• [Exercise input]
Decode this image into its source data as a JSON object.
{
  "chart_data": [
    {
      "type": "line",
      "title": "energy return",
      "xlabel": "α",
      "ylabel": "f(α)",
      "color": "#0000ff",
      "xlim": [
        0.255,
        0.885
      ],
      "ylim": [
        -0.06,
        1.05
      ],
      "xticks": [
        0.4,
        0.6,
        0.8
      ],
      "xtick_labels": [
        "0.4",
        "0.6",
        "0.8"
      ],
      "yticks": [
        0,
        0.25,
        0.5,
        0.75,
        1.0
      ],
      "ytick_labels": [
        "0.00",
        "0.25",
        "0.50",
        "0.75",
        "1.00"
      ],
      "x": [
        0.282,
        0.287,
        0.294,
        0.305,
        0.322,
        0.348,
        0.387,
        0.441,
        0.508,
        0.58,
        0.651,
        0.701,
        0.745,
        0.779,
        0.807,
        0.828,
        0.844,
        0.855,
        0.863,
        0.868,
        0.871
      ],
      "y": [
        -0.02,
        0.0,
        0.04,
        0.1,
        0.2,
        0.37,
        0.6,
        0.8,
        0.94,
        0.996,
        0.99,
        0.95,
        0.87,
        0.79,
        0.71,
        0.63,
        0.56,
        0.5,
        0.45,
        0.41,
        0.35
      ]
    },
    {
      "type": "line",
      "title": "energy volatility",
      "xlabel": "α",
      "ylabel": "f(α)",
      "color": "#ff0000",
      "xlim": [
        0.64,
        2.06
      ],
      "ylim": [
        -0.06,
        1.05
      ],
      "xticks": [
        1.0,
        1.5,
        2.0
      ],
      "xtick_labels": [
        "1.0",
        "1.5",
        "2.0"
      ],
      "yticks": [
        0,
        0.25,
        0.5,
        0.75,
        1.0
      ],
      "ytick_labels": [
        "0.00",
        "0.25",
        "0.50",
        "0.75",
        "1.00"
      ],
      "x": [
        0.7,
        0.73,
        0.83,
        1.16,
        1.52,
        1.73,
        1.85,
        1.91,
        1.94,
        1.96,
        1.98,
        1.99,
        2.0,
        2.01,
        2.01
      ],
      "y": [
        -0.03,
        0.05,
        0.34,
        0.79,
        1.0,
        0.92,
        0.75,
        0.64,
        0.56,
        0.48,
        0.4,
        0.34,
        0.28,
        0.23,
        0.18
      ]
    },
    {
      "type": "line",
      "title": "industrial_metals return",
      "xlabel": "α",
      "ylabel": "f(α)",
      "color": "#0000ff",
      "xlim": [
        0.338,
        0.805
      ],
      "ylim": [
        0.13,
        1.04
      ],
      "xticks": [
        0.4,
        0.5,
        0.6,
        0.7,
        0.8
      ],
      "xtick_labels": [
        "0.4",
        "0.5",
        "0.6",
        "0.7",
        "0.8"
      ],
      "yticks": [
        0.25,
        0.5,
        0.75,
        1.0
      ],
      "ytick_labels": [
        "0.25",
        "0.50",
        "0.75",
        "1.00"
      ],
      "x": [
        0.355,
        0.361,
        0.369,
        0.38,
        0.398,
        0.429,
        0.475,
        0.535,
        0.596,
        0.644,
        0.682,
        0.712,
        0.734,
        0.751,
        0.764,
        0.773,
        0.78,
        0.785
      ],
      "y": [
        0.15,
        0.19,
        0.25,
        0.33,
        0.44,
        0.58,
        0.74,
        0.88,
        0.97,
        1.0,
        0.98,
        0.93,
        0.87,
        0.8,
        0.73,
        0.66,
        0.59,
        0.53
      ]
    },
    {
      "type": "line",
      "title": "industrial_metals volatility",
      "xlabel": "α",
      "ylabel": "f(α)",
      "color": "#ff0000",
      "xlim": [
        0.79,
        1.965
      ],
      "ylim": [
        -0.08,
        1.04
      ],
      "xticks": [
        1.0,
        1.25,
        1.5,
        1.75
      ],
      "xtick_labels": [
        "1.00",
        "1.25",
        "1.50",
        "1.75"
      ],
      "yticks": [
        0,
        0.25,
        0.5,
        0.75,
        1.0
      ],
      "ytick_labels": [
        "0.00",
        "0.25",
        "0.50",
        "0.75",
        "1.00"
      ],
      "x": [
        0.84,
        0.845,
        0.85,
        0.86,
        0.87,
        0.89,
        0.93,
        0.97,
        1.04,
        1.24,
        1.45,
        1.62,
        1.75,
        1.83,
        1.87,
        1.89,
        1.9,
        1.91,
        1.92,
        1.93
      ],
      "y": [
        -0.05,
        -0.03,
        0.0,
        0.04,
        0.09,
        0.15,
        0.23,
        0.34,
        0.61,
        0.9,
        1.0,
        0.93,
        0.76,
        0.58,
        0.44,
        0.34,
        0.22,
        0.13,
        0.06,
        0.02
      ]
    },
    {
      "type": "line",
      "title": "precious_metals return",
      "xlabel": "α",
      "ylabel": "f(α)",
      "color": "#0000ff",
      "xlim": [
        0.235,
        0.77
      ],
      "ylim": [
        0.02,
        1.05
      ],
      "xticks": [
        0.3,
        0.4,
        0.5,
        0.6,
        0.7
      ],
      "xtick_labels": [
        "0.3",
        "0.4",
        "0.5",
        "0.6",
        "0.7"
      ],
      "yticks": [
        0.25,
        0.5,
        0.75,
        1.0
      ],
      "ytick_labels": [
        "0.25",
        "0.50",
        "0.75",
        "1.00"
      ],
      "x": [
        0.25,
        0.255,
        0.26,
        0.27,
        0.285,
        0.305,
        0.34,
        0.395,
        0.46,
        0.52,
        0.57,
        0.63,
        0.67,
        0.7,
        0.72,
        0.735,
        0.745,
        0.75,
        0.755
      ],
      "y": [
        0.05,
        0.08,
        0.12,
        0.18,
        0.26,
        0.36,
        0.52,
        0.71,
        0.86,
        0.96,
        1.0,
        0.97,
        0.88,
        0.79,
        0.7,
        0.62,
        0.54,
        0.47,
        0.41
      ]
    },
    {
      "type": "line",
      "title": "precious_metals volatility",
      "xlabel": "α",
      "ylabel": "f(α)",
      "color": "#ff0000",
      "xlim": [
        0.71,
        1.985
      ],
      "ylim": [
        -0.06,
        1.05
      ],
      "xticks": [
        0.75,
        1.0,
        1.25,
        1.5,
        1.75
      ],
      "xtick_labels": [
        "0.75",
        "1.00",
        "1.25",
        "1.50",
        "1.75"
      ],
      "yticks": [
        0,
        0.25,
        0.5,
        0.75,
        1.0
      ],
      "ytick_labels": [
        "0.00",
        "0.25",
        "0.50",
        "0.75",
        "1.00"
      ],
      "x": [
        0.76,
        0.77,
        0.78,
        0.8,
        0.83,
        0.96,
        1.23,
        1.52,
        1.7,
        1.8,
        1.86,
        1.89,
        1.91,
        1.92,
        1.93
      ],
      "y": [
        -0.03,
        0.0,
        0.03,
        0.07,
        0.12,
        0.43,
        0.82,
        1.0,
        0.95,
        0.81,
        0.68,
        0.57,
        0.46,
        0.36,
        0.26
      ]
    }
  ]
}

• [What is asked] Copy the lines from the entries above in which the word "volatility" appears.

• [Finished answer]
      "title": "energy volatility",
      "title": "industrial_metals volatility",
      "title": "precious_metals volatility",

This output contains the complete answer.